• [Extracted entries]
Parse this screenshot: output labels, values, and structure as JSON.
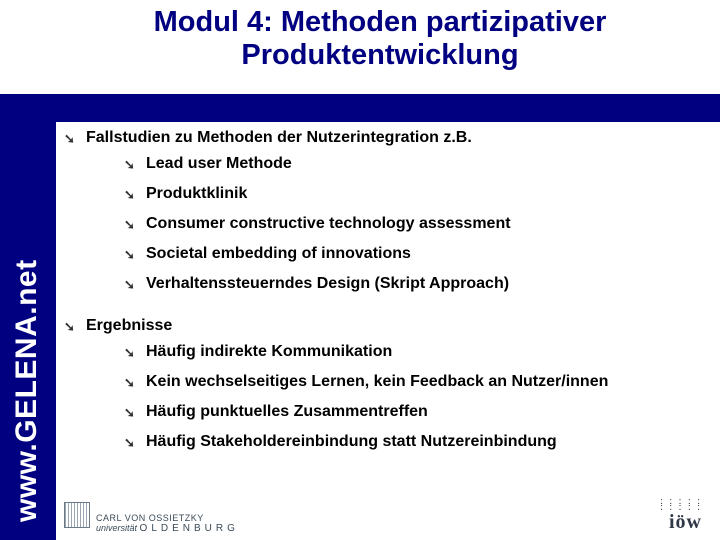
{
  "title": "Modul 4: Methoden partizipativer Produktentwicklung",
  "sidebar": {
    "url": "www.GELENA.net"
  },
  "colors": {
    "accent": "#000080",
    "text": "#000000",
    "bg": "#ffffff"
  },
  "sections": [
    {
      "heading": "Fallstudien zu Methoden der Nutzerintegration z.B.",
      "items": [
        "Lead user Methode",
        "Produktklinik",
        "Consumer constructive technology assessment",
        "Societal embedding of innovations",
        "Verhaltenssteuerndes Design (Skript Approach)"
      ]
    },
    {
      "heading": "Ergebnisse",
      "items": [
        "Häufig indirekte Kommunikation",
        "Kein wechselseitiges Lernen, kein Feedback an Nutzer/innen",
        "Häufig punktuelles Zusammentreffen",
        "Häufig Stakeholdereinbindung statt Nutzereinbindung"
      ]
    }
  ],
  "footer": {
    "uni": {
      "line1": "CARL",
      "line2": "VON",
      "line3": "OSSIETZKY",
      "line4": "universität",
      "line5": "OLDENBURG"
    },
    "iow": "iöw"
  },
  "bullets": {
    "level1": "➘",
    "level2": "➘"
  }
}
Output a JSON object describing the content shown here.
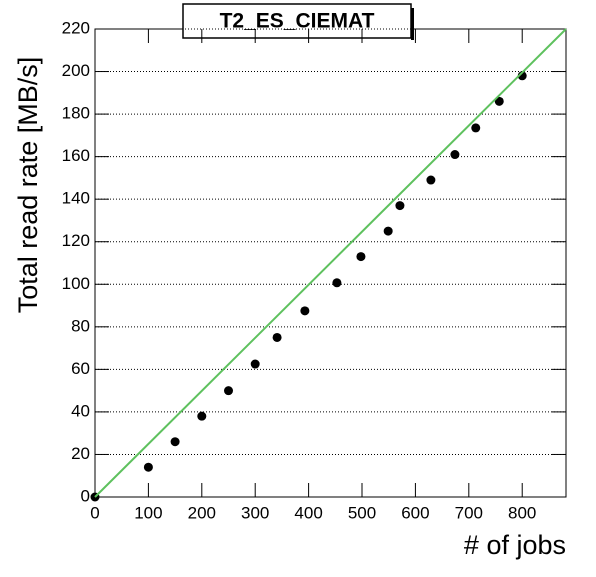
{
  "chart_data": {
    "type": "scatter",
    "title": "T2_ES_CIEMAT",
    "x_label": "# of jobs",
    "y_label": "Total read rate [MB/s]",
    "xlim": [
      0,
      882
    ],
    "ylim": [
      0,
      220
    ],
    "xticks": [
      0,
      100,
      200,
      300,
      400,
      500,
      600,
      700,
      800
    ],
    "yticks": [
      0,
      20,
      40,
      60,
      80,
      100,
      120,
      140,
      160,
      180,
      200,
      220
    ],
    "grid": true,
    "series": [
      {
        "type": "scatter",
        "color": "#000000",
        "x": [
          0,
          100,
          150,
          200,
          250,
          300,
          341,
          393,
          453,
          498,
          549,
          571,
          629,
          674,
          713,
          757,
          800
        ],
        "values": [
          0,
          14,
          26,
          38,
          50,
          62.5,
          75,
          87.5,
          100.7,
          113,
          125,
          137,
          149,
          161,
          173.5,
          186,
          198
        ]
      },
      {
        "type": "line",
        "color": "#5ec15e",
        "x": [
          0,
          882
        ],
        "values": [
          0,
          220
        ]
      }
    ]
  }
}
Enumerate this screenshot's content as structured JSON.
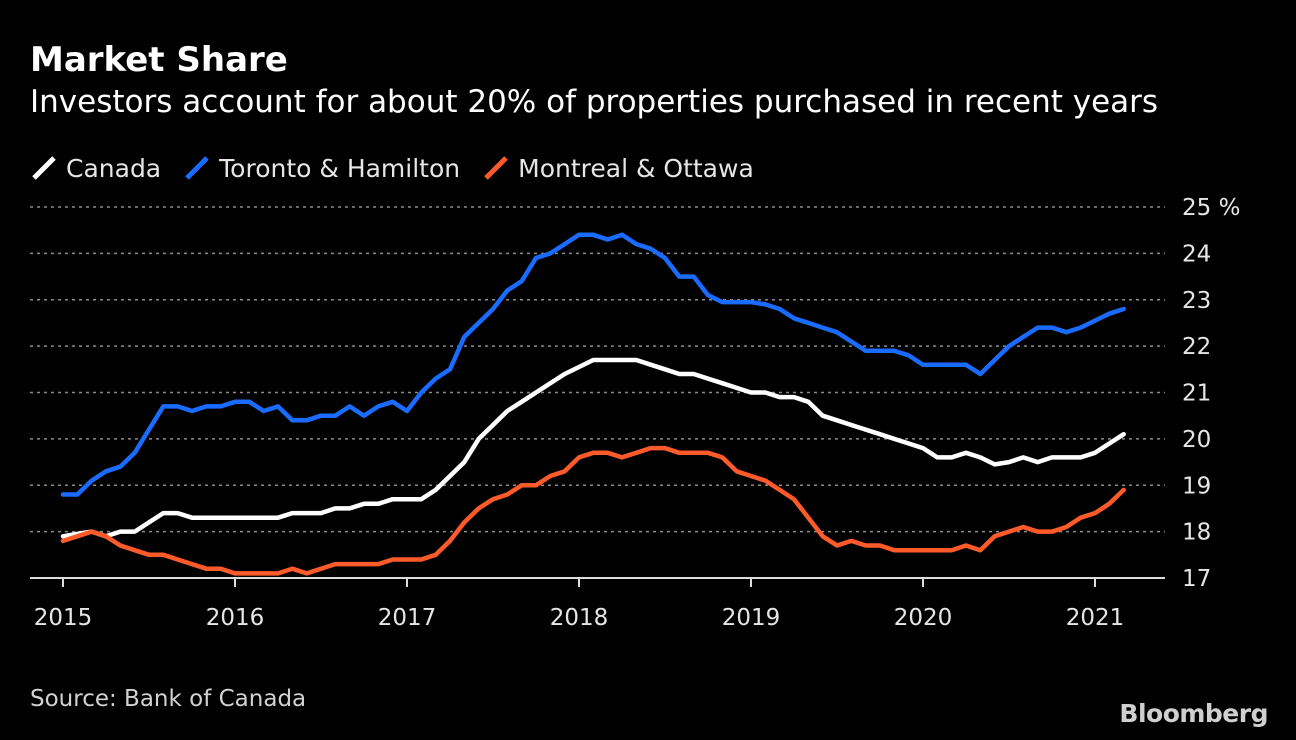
{
  "title": "Market Share",
  "subtitle": "Investors account for about 20% of properties purchased in recent years",
  "source": "Source: Bank of Canada",
  "brand": "Bloomberg",
  "chart_data": {
    "type": "line",
    "title": "Market Share",
    "subtitle": "Investors account for about 20% of properties purchased in recent years",
    "ylim": [
      17,
      25
    ],
    "y_ticks": [
      "17",
      "18",
      "19",
      "20",
      "21",
      "22",
      "23",
      "24",
      "25 %"
    ],
    "y_unit": "%",
    "x_range": [
      2015.0,
      2021.33
    ],
    "x_ticks": [
      "2015",
      "2016",
      "2017",
      "2018",
      "2019",
      "2020",
      "2021"
    ],
    "grid": "horizontal dotted",
    "legend_position": "top-left",
    "series": [
      {
        "name": "Canada",
        "color": "#ffffff",
        "x": [
          2015.0,
          2015.083,
          2015.167,
          2015.25,
          2015.333,
          2015.417,
          2015.5,
          2015.583,
          2015.667,
          2015.75,
          2015.833,
          2015.917,
          2016.0,
          2016.083,
          2016.167,
          2016.25,
          2016.333,
          2016.417,
          2016.5,
          2016.583,
          2016.667,
          2016.75,
          2016.833,
          2016.917,
          2017.0,
          2017.083,
          2017.167,
          2017.25,
          2017.333,
          2017.417,
          2017.5,
          2017.583,
          2017.667,
          2017.75,
          2017.833,
          2017.917,
          2018.0,
          2018.083,
          2018.167,
          2018.25,
          2018.333,
          2018.417,
          2018.5,
          2018.583,
          2018.667,
          2018.75,
          2018.833,
          2018.917,
          2019.0,
          2019.083,
          2019.167,
          2019.25,
          2019.333,
          2019.417,
          2019.5,
          2019.583,
          2019.667,
          2019.75,
          2019.833,
          2019.917,
          2020.0,
          2020.083,
          2020.167,
          2020.25,
          2020.333,
          2020.417,
          2020.5,
          2020.583,
          2020.667,
          2020.75,
          2020.833,
          2020.917,
          2021.0,
          2021.083,
          2021.167
        ],
        "values": [
          17.9,
          17.95,
          18.0,
          17.9,
          18.0,
          18.0,
          18.2,
          18.4,
          18.4,
          18.3,
          18.3,
          18.3,
          18.3,
          18.3,
          18.3,
          18.3,
          18.4,
          18.4,
          18.4,
          18.5,
          18.5,
          18.6,
          18.6,
          18.7,
          18.7,
          18.7,
          18.9,
          19.2,
          19.5,
          20.0,
          20.3,
          20.6,
          20.8,
          21.0,
          21.2,
          21.4,
          21.55,
          21.7,
          21.7,
          21.7,
          21.7,
          21.6,
          21.5,
          21.4,
          21.4,
          21.3,
          21.2,
          21.1,
          21.0,
          21.0,
          20.9,
          20.9,
          20.8,
          20.5,
          20.4,
          20.3,
          20.2,
          20.1,
          20.0,
          19.9,
          19.8,
          19.6,
          19.6,
          19.7,
          19.6,
          19.45,
          19.5,
          19.6,
          19.5,
          19.6,
          19.6,
          19.6,
          19.7,
          19.9,
          20.1
        ]
      },
      {
        "name": "Toronto & Hamilton",
        "color": "#1a6bff",
        "x": [
          2015.0,
          2015.083,
          2015.167,
          2015.25,
          2015.333,
          2015.417,
          2015.5,
          2015.583,
          2015.667,
          2015.75,
          2015.833,
          2015.917,
          2016.0,
          2016.083,
          2016.167,
          2016.25,
          2016.333,
          2016.417,
          2016.5,
          2016.583,
          2016.667,
          2016.75,
          2016.833,
          2016.917,
          2017.0,
          2017.083,
          2017.167,
          2017.25,
          2017.333,
          2017.417,
          2017.5,
          2017.583,
          2017.667,
          2017.75,
          2017.833,
          2017.917,
          2018.0,
          2018.083,
          2018.167,
          2018.25,
          2018.333,
          2018.417,
          2018.5,
          2018.583,
          2018.667,
          2018.75,
          2018.833,
          2018.917,
          2019.0,
          2019.083,
          2019.167,
          2019.25,
          2019.333,
          2019.417,
          2019.5,
          2019.583,
          2019.667,
          2019.75,
          2019.833,
          2019.917,
          2020.0,
          2020.083,
          2020.167,
          2020.25,
          2020.333,
          2020.417,
          2020.5,
          2020.583,
          2020.667,
          2020.75,
          2020.833,
          2020.917,
          2021.0,
          2021.083,
          2021.167
        ],
        "values": [
          18.8,
          18.8,
          19.1,
          19.3,
          19.4,
          19.7,
          20.2,
          20.7,
          20.7,
          20.6,
          20.7,
          20.7,
          20.8,
          20.8,
          20.6,
          20.7,
          20.4,
          20.4,
          20.5,
          20.5,
          20.7,
          20.5,
          20.7,
          20.8,
          20.6,
          21.0,
          21.3,
          21.5,
          22.2,
          22.5,
          22.8,
          23.2,
          23.4,
          23.9,
          24.0,
          24.2,
          24.4,
          24.4,
          24.3,
          24.4,
          24.2,
          24.1,
          23.9,
          23.5,
          23.5,
          23.1,
          22.95,
          22.95,
          22.95,
          22.9,
          22.8,
          22.6,
          22.5,
          22.4,
          22.3,
          22.1,
          21.9,
          21.9,
          21.9,
          21.8,
          21.6,
          21.6,
          21.6,
          21.6,
          21.4,
          21.7,
          22.0,
          22.2,
          22.4,
          22.4,
          22.3,
          22.4,
          22.55,
          22.7,
          22.8
        ]
      },
      {
        "name": "Montreal & Ottawa",
        "color": "#ff5a2a",
        "x": [
          2015.0,
          2015.083,
          2015.167,
          2015.25,
          2015.333,
          2015.417,
          2015.5,
          2015.583,
          2015.667,
          2015.75,
          2015.833,
          2015.917,
          2016.0,
          2016.083,
          2016.167,
          2016.25,
          2016.333,
          2016.417,
          2016.5,
          2016.583,
          2016.667,
          2016.75,
          2016.833,
          2016.917,
          2017.0,
          2017.083,
          2017.167,
          2017.25,
          2017.333,
          2017.417,
          2017.5,
          2017.583,
          2017.667,
          2017.75,
          2017.833,
          2017.917,
          2018.0,
          2018.083,
          2018.167,
          2018.25,
          2018.333,
          2018.417,
          2018.5,
          2018.583,
          2018.667,
          2018.75,
          2018.833,
          2018.917,
          2019.0,
          2019.083,
          2019.167,
          2019.25,
          2019.333,
          2019.417,
          2019.5,
          2019.583,
          2019.667,
          2019.75,
          2019.833,
          2019.917,
          2020.0,
          2020.083,
          2020.167,
          2020.25,
          2020.333,
          2020.417,
          2020.5,
          2020.583,
          2020.667,
          2020.75,
          2020.833,
          2020.917,
          2021.0,
          2021.083,
          2021.167
        ],
        "values": [
          17.8,
          17.9,
          18.0,
          17.9,
          17.7,
          17.6,
          17.5,
          17.5,
          17.4,
          17.3,
          17.2,
          17.2,
          17.1,
          17.1,
          17.1,
          17.1,
          17.2,
          17.1,
          17.2,
          17.3,
          17.3,
          17.3,
          17.3,
          17.4,
          17.4,
          17.4,
          17.5,
          17.8,
          18.2,
          18.5,
          18.7,
          18.8,
          19.0,
          19.0,
          19.2,
          19.3,
          19.6,
          19.7,
          19.7,
          19.6,
          19.7,
          19.8,
          19.8,
          19.7,
          19.7,
          19.7,
          19.6,
          19.3,
          19.2,
          19.1,
          18.9,
          18.7,
          18.3,
          17.9,
          17.7,
          17.8,
          17.7,
          17.7,
          17.6,
          17.6,
          17.6,
          17.6,
          17.6,
          17.7,
          17.6,
          17.9,
          18.0,
          18.1,
          18.0,
          18.0,
          18.1,
          18.3,
          18.4,
          18.6,
          18.9
        ]
      }
    ]
  }
}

• [Task objective] Search the data above for the string "about" and return every line that has it.

• [Response]
  "subtitle": "Investors account for about 20% of properties purchased in recent years",
    "subtitle": "Investors account for about 20% of properties purchased in recent years",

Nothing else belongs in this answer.